What this task involves: Quote verbatim the rows that run from the first one through the one containing "recording-date: Jul 3, 2026 (37, 467, 199, 504)", with both included, and nothing else.

Data lines:

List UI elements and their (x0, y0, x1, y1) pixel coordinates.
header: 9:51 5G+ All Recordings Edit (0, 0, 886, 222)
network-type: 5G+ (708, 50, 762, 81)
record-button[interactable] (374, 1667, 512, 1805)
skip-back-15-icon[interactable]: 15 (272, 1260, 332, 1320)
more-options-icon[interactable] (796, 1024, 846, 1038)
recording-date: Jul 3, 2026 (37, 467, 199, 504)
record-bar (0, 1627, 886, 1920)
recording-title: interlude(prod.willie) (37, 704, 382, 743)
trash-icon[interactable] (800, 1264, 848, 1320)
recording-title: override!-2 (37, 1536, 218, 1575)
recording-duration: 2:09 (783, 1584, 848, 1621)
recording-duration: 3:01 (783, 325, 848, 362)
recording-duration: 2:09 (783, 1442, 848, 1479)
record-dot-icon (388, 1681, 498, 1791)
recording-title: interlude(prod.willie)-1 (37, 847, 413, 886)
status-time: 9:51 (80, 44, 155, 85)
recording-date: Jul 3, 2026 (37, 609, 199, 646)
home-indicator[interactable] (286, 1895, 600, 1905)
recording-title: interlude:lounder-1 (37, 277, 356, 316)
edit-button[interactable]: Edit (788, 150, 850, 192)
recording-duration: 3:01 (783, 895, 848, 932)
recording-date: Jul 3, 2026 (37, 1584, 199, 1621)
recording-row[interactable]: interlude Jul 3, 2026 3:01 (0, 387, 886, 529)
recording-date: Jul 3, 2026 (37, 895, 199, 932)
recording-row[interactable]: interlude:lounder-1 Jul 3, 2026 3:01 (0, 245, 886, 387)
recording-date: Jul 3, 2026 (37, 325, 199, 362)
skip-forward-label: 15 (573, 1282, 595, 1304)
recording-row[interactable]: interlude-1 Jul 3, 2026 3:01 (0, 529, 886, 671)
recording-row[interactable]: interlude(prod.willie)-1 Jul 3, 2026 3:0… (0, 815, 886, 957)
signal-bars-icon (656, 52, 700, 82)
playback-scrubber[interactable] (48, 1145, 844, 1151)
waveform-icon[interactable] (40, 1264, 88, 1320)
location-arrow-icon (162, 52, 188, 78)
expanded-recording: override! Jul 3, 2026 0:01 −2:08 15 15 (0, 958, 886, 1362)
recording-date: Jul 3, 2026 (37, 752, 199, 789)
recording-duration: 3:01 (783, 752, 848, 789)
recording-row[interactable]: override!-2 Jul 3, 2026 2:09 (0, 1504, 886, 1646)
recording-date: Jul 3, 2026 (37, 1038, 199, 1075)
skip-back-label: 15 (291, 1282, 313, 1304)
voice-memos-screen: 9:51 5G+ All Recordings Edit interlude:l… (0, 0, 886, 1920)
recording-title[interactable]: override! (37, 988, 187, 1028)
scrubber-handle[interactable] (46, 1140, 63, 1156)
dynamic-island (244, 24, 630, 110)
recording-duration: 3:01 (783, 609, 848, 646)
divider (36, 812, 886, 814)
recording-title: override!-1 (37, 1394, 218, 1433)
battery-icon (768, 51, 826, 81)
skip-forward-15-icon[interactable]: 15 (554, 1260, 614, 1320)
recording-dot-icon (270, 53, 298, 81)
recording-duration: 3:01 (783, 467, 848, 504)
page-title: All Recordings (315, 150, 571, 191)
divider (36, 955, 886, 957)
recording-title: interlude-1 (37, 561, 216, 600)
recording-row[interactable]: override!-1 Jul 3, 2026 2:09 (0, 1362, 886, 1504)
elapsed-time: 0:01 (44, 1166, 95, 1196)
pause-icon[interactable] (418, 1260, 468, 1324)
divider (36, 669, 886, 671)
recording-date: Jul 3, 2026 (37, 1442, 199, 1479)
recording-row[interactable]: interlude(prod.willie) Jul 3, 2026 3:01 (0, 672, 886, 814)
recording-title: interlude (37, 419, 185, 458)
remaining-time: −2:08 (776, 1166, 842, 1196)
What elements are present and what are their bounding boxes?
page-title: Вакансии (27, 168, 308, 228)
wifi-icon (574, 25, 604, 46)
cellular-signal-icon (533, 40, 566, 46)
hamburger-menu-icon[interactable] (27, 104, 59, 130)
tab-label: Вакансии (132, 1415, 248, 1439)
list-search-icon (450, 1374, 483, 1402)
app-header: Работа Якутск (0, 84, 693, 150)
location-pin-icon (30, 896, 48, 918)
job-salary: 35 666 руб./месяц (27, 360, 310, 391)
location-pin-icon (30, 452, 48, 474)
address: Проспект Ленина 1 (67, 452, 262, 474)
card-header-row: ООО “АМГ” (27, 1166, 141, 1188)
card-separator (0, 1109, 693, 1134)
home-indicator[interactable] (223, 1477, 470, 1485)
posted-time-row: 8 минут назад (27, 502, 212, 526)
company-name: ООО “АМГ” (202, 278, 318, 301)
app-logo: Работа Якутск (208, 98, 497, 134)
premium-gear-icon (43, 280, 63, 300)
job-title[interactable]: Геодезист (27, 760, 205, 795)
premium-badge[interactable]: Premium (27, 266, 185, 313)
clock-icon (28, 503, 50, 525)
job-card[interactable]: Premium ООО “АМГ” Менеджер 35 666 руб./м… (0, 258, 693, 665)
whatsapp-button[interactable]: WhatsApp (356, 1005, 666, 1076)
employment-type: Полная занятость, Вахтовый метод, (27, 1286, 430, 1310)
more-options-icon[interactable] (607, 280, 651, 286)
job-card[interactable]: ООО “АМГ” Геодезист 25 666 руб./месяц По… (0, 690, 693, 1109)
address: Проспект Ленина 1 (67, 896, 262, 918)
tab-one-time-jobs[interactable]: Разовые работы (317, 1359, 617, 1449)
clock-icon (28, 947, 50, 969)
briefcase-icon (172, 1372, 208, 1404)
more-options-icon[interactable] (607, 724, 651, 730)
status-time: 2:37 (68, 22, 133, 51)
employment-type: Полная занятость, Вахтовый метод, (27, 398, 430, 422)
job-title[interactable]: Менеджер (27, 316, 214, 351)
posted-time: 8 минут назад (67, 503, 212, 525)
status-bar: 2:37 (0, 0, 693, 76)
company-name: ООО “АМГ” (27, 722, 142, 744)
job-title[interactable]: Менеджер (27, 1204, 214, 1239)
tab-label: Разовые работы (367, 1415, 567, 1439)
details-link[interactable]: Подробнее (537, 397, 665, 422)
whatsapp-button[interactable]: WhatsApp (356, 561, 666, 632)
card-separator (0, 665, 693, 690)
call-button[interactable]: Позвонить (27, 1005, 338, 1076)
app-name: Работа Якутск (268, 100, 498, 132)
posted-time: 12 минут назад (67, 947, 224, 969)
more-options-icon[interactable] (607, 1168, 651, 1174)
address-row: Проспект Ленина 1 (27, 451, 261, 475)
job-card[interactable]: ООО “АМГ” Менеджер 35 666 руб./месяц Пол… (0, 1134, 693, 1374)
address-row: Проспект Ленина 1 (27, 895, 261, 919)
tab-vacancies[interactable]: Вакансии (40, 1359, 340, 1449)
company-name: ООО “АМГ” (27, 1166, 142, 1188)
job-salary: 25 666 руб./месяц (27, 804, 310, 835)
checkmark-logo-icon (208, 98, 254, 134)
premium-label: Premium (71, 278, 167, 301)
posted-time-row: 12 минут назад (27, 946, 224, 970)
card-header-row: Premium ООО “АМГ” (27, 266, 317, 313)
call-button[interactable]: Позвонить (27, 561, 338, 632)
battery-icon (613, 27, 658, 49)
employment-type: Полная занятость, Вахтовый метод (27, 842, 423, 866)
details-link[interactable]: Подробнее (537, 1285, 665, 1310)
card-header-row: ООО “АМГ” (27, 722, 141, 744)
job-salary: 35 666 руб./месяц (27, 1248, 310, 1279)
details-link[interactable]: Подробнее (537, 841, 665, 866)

In response:
List UI elements and their (x0, y0, x1, y1) pixel coordinates.
header: 9:51 5G+ All Recordings Edit (0, 0, 886, 222)
network-type: 5G+ (708, 50, 762, 81)
record-button[interactable] (374, 1667, 512, 1805)
skip-back-15-icon[interactable]: 15 (272, 1260, 332, 1320)
more-options-icon[interactable] (796, 1024, 846, 1038)
recording-date: Jul 3, 2026 (37, 467, 199, 504)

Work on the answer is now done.